* GOAL OF THE EXERCISE
Restate all the material verbatim, except for the pictures.

* EXERCISE MATERIAL
• • • • • • •
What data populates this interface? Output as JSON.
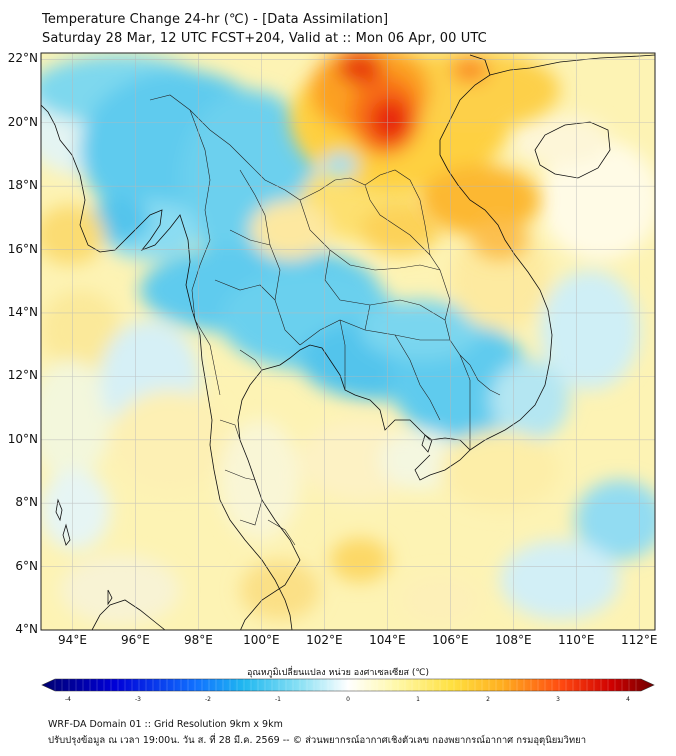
{
  "header": {
    "title": "Temperature Change 24-hr (℃) - [Data Assimilation]",
    "subtitle": "Saturday 28 Mar, 12 UTC FCST+204, Valid at :: Mon 06 Apr, 00 UTC"
  },
  "map": {
    "lat_labels": [
      "22°N",
      "20°N",
      "18°N",
      "16°N",
      "14°N",
      "12°N",
      "10°N",
      "8°N",
      "6°N",
      "4°N"
    ],
    "lon_labels": [
      "94°E",
      "96°E",
      "98°E",
      "100°E",
      "102°E",
      "104°E",
      "106°E",
      "108°E",
      "110°E",
      "112°E"
    ],
    "lat_range": [
      4,
      22.2
    ],
    "lon_range": [
      93,
      112.5
    ],
    "grid": true
  },
  "colorbar": {
    "title": "อุณหภูมิเปลี่ยนแปลง หน่วย องศาเซลเซียส (℃)",
    "ticks": [
      "-4",
      "-3",
      "-2",
      "-1",
      "0",
      "1",
      "2",
      "3",
      "4"
    ],
    "range": [
      -4,
      4
    ],
    "colors": [
      "#00007a",
      "#0000d0",
      "#1060ff",
      "#20b0f0",
      "#60d8f0",
      "#b8eef8",
      "#ffffff",
      "#fff8b0",
      "#ffe050",
      "#ffb020",
      "#ff6010",
      "#e00000",
      "#800000"
    ]
  },
  "footer": {
    "line1": "WRF-DA Domain 01 :: Grid Resolution 9km x 9km",
    "line2": "ปรับปรุงข้อมูล ณ เวลา 19:00น. วัน ส. ที่ 28 มี.ค. 2569 -- © ส่วนพยากรณ์อากาศเชิงตัวเลข กองพยากรณ์อากาศ กรมอุตุนิยมวิทยา"
  }
}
• • • • • • •
* REPLY TO THE EXERCISE
What data populates this interface? Output as JSON.
{
  "header": {
    "title": "Temperature Change 24-hr (℃) - [Data Assimilation]",
    "subtitle": "Saturday 28 Mar, 12 UTC FCST+204, Valid at :: Mon 06 Apr, 00 UTC"
  },
  "map": {
    "lat_labels": [
      "22°N",
      "20°N",
      "18°N",
      "16°N",
      "14°N",
      "12°N",
      "10°N",
      "8°N",
      "6°N",
      "4°N"
    ],
    "lon_labels": [
      "94°E",
      "96°E",
      "98°E",
      "100°E",
      "102°E",
      "104°E",
      "106°E",
      "108°E",
      "110°E",
      "112°E"
    ],
    "lat_range": [
      4,
      22.2
    ],
    "lon_range": [
      93,
      112.5
    ],
    "grid": true
  },
  "colorbar": {
    "title": "อุณหภูมิเปลี่ยนแปลง หน่วย องศาเซลเซียส (℃)",
    "ticks": [
      "-4",
      "-3",
      "-2",
      "-1",
      "0",
      "1",
      "2",
      "3",
      "4"
    ],
    "range": [
      -4,
      4
    ],
    "colors": [
      "#00007a",
      "#0000d0",
      "#1060ff",
      "#20b0f0",
      "#60d8f0",
      "#b8eef8",
      "#ffffff",
      "#fff8b0",
      "#ffe050",
      "#ffb020",
      "#ff6010",
      "#e00000",
      "#800000"
    ]
  },
  "footer": {
    "line1": "WRF-DA Domain 01 :: Grid Resolution 9km x 9km",
    "line2": "ปรับปรุงข้อมูล ณ เวลา 19:00น. วัน ส. ที่ 28 มี.ค. 2569 -- © ส่วนพยากรณ์อากาศเชิงตัวเลข กองพยากรณ์อากาศ กรมอุตุนิยมวิทยา"
  }
}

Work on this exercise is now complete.